TASK DESCRIPTION: The listing below should be copied in full, word for word.

RECORDS TO USE:

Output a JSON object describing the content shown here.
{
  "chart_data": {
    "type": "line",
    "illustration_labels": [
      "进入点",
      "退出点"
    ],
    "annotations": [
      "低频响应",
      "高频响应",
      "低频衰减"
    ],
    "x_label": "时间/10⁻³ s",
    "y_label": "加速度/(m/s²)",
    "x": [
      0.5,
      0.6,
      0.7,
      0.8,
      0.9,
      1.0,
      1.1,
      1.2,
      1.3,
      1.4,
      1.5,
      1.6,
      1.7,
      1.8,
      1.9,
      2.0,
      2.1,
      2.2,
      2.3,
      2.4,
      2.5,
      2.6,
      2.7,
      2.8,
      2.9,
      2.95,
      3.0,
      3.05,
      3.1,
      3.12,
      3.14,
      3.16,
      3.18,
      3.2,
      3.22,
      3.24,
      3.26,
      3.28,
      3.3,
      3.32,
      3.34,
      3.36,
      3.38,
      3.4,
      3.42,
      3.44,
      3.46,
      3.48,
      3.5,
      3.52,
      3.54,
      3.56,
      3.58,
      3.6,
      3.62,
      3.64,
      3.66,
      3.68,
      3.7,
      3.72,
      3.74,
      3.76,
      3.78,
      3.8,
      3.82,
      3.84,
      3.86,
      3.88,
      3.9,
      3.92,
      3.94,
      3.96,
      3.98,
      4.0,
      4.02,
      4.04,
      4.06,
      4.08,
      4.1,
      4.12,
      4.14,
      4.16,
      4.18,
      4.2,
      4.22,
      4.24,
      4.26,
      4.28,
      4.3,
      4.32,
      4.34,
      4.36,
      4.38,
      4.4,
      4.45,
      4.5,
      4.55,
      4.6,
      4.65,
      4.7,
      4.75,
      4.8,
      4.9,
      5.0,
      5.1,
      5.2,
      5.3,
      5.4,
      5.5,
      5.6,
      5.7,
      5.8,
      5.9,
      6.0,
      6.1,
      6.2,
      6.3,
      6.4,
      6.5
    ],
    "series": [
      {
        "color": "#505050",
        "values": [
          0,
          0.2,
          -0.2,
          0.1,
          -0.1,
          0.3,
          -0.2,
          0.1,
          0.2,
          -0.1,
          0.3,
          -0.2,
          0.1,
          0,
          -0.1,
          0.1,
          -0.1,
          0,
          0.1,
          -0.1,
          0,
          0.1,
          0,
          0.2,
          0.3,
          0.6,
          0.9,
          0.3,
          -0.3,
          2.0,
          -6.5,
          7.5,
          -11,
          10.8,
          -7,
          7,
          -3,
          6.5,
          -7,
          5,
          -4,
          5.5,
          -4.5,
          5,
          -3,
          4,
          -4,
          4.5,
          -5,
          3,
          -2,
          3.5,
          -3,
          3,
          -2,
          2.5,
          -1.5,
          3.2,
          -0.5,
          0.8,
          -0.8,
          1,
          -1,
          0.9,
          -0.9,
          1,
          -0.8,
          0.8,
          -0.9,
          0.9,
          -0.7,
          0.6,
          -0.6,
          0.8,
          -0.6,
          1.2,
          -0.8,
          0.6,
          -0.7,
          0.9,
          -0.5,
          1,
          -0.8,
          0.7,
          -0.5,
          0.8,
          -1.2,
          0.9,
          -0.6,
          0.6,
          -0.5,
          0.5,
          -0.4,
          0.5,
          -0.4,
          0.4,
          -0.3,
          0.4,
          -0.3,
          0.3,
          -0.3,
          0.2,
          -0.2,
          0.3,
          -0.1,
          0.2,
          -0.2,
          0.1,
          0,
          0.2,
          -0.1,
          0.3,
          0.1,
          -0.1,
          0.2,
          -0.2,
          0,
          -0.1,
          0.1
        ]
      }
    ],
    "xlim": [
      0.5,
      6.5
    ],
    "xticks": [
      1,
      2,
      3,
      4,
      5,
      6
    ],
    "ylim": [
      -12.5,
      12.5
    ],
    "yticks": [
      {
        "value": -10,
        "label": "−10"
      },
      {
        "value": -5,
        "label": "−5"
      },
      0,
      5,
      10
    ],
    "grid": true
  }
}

THE SOLUTION:
Output a JSON object describing the content shown here.
{
  "chart_data": {
    "type": "line",
    "illustration_labels": [
      "进入点",
      "退出点"
    ],
    "annotations": [
      "低频响应",
      "高频响应",
      "低频衰减"
    ],
    "x_label": "时间/10⁻³ s",
    "y_label": "加速度/(m/s²)",
    "x": [
      0.5,
      0.6,
      0.7,
      0.8,
      0.9,
      1.0,
      1.1,
      1.2,
      1.3,
      1.4,
      1.5,
      1.6,
      1.7,
      1.8,
      1.9,
      2.0,
      2.1,
      2.2,
      2.3,
      2.4,
      2.5,
      2.6,
      2.7,
      2.8,
      2.9,
      2.95,
      3.0,
      3.05,
      3.1,
      3.12,
      3.14,
      3.16,
      3.18,
      3.2,
      3.22,
      3.24,
      3.26,
      3.28,
      3.3,
      3.32,
      3.34,
      3.36,
      3.38,
      3.4,
      3.42,
      3.44,
      3.46,
      3.48,
      3.5,
      3.52,
      3.54,
      3.56,
      3.58,
      3.6,
      3.62,
      3.64,
      3.66,
      3.68,
      3.7,
      3.72,
      3.74,
      3.76,
      3.78,
      3.8,
      3.82,
      3.84,
      3.86,
      3.88,
      3.9,
      3.92,
      3.94,
      3.96,
      3.98,
      4.0,
      4.02,
      4.04,
      4.06,
      4.08,
      4.1,
      4.12,
      4.14,
      4.16,
      4.18,
      4.2,
      4.22,
      4.24,
      4.26,
      4.28,
      4.3,
      4.32,
      4.34,
      4.36,
      4.38,
      4.4,
      4.45,
      4.5,
      4.55,
      4.6,
      4.65,
      4.7,
      4.75,
      4.8,
      4.9,
      5.0,
      5.1,
      5.2,
      5.3,
      5.4,
      5.5,
      5.6,
      5.7,
      5.8,
      5.9,
      6.0,
      6.1,
      6.2,
      6.3,
      6.4,
      6.5
    ],
    "series": [
      {
        "color": "#505050",
        "values": [
          0,
          0.2,
          -0.2,
          0.1,
          -0.1,
          0.3,
          -0.2,
          0.1,
          0.2,
          -0.1,
          0.3,
          -0.2,
          0.1,
          0,
          -0.1,
          0.1,
          -0.1,
          0,
          0.1,
          -0.1,
          0,
          0.1,
          0,
          0.2,
          0.3,
          0.6,
          0.9,
          0.3,
          -0.3,
          2.0,
          -6.5,
          7.5,
          -11,
          10.8,
          -7,
          7,
          -3,
          6.5,
          -7,
          5,
          -4,
          5.5,
          -4.5,
          5,
          -3,
          4,
          -4,
          4.5,
          -5,
          3,
          -2,
          3.5,
          -3,
          3,
          -2,
          2.5,
          -1.5,
          3.2,
          -0.5,
          0.8,
          -0.8,
          1,
          -1,
          0.9,
          -0.9,
          1,
          -0.8,
          0.8,
          -0.9,
          0.9,
          -0.7,
          0.6,
          -0.6,
          0.8,
          -0.6,
          1.2,
          -0.8,
          0.6,
          -0.7,
          0.9,
          -0.5,
          1,
          -0.8,
          0.7,
          -0.5,
          0.8,
          -1.2,
          0.9,
          -0.6,
          0.6,
          -0.5,
          0.5,
          -0.4,
          0.5,
          -0.4,
          0.4,
          -0.3,
          0.4,
          -0.3,
          0.3,
          -0.3,
          0.2,
          -0.2,
          0.3,
          -0.1,
          0.2,
          -0.2,
          0.1,
          0,
          0.2,
          -0.1,
          0.3,
          0.1,
          -0.1,
          0.2,
          -0.2,
          0,
          -0.1,
          0.1
        ]
      }
    ],
    "xlim": [
      0.5,
      6.5
    ],
    "xticks": [
      1,
      2,
      3,
      4,
      5,
      6
    ],
    "ylim": [
      -12.5,
      12.5
    ],
    "yticks": [
      {
        "value": -10,
        "label": "−10"
      },
      {
        "value": -5,
        "label": "−5"
      },
      0,
      5,
      10
    ],
    "grid": true
  }
}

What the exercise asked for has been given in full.